** START Entries shown **
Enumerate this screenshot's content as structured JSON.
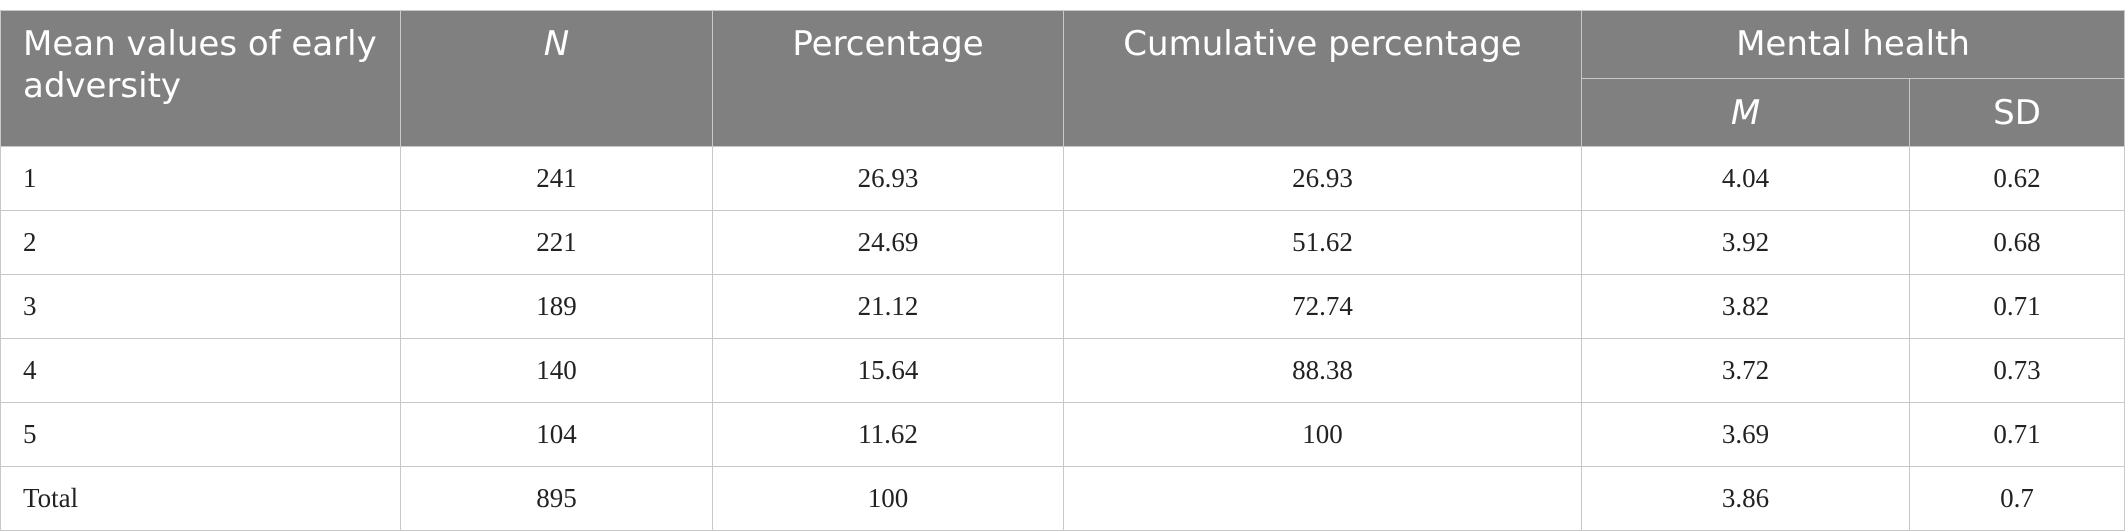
{
  "table": {
    "header": {
      "first": "Mean values of early adversity",
      "n": "N",
      "percentage": "Percentage",
      "cumulative": "Cumulative percentage",
      "group": "Mental health",
      "m": "M",
      "sd": "SD"
    },
    "rows": [
      [
        "1",
        "241",
        "26.93",
        "26.93",
        "4.04",
        "0.62"
      ],
      [
        "2",
        "221",
        "24.69",
        "51.62",
        "3.92",
        "0.68"
      ],
      [
        "3",
        "189",
        "21.12",
        "72.74",
        "3.82",
        "0.71"
      ],
      [
        "4",
        "140",
        "15.64",
        "88.38",
        "3.72",
        "0.73"
      ],
      [
        "5",
        "104",
        "11.62",
        "100",
        "3.69",
        "0.71"
      ],
      [
        "Total",
        "895",
        "100",
        null,
        "3.86",
        "0.7"
      ]
    ]
  }
}
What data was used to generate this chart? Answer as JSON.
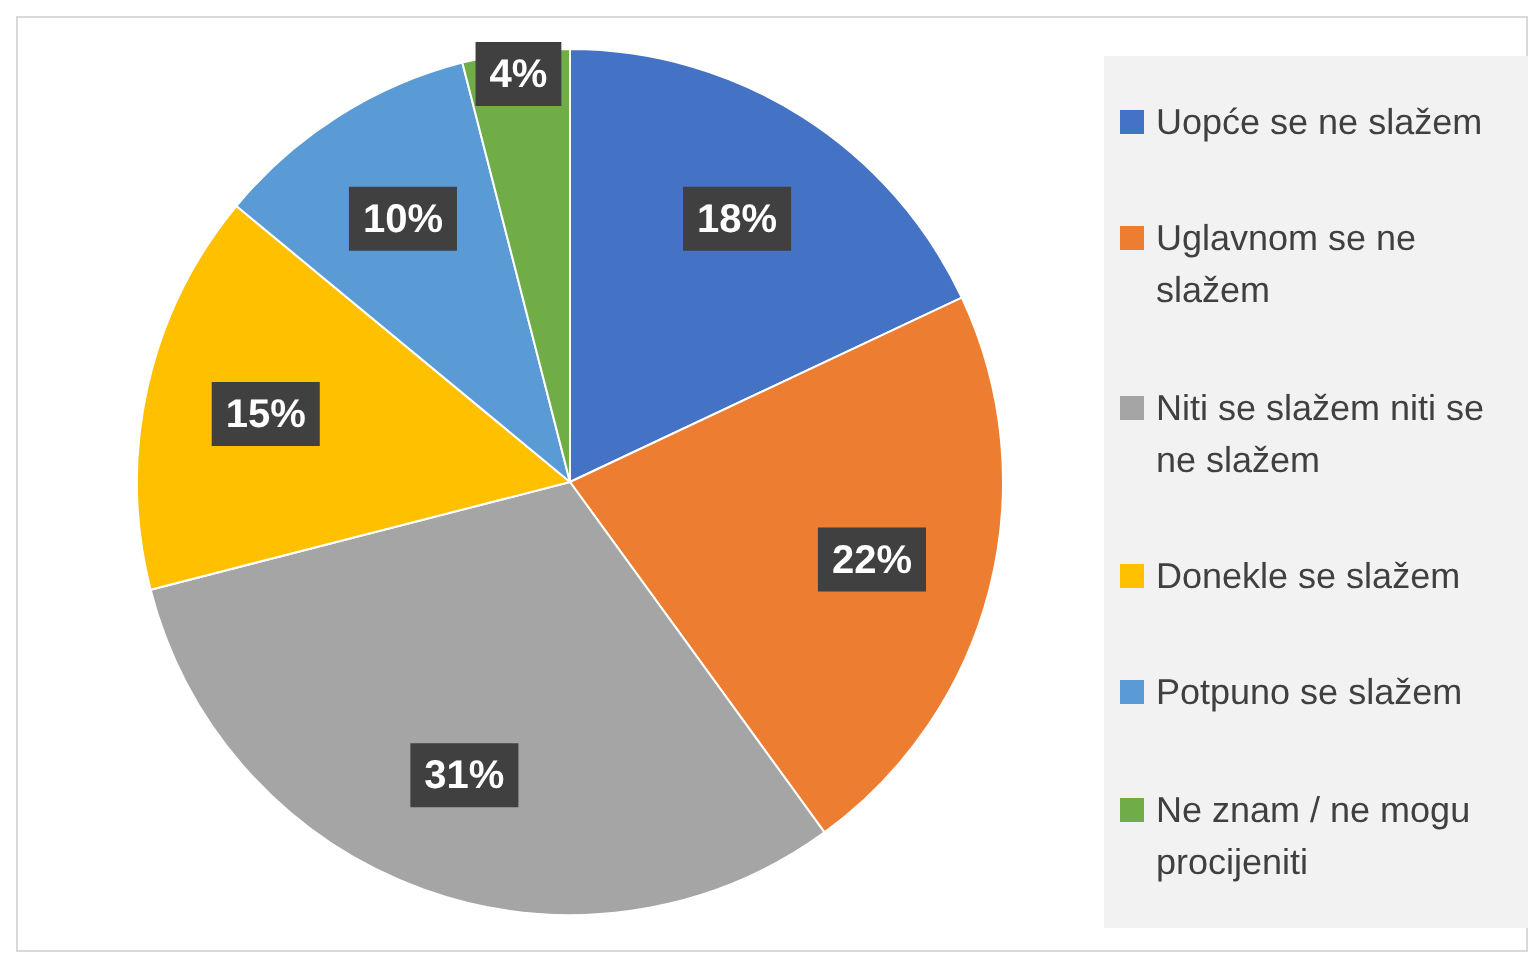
{
  "chart_data": {
    "type": "pie",
    "categories": [
      "Uopće se ne slažem",
      "Uglavnom se ne slažem",
      "Niti se slažem niti se ne slažem",
      "Donekle se slažem",
      "Potpuno se slažem",
      "Ne znam / ne mogu procijeniti"
    ],
    "values": [
      18,
      22,
      31,
      15,
      10,
      4
    ],
    "colors": [
      "#4472c4",
      "#ed7d31",
      "#a5a5a5",
      "#ffc000",
      "#5b9bd5",
      "#70ad47"
    ],
    "value_labels": [
      "18%",
      "22%",
      "31%",
      "15%",
      "10%",
      "4%"
    ],
    "legend": "right"
  }
}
** END Entries shown **
**Task requirements:**
Write only the number of lines in the data above that include "slažem".

**Result of this exercise:**
5